- **What you will do**: Pull out every line containing the string "chord".

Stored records
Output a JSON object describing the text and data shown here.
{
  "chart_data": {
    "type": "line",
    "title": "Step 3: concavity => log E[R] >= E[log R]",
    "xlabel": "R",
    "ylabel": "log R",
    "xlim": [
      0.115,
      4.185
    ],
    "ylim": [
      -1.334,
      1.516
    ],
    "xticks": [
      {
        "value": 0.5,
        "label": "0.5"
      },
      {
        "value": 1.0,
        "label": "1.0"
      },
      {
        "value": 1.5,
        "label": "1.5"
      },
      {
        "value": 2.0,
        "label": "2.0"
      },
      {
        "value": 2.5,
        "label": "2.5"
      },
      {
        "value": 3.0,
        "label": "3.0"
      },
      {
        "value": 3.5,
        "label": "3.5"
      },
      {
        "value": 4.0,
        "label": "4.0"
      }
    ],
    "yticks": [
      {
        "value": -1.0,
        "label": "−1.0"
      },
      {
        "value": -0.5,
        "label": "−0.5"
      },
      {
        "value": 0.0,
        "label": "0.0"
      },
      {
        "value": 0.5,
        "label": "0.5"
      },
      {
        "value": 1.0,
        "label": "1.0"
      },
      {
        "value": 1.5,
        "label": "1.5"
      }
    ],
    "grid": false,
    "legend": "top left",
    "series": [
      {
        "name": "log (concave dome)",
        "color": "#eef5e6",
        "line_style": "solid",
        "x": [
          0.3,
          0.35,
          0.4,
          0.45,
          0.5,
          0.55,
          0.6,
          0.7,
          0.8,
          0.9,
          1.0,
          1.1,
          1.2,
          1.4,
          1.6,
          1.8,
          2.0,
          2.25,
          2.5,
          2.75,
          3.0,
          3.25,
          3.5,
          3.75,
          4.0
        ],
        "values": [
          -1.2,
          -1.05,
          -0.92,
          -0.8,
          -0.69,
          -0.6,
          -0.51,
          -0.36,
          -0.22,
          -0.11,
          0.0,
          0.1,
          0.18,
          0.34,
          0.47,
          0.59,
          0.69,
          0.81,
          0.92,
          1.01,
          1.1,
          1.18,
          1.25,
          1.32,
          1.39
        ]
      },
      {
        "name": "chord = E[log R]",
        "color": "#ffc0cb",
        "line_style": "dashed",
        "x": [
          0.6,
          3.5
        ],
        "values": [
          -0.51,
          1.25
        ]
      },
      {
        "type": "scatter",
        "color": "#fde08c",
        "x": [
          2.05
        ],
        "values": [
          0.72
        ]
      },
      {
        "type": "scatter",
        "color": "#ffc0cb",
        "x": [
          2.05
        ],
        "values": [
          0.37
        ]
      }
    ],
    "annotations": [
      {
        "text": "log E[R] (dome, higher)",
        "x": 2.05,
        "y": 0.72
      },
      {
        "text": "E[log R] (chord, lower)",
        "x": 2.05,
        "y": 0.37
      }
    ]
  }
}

- **Result**:
        "name": "chord = E[log R]",
        "text": "E[log R] (chord, lower)",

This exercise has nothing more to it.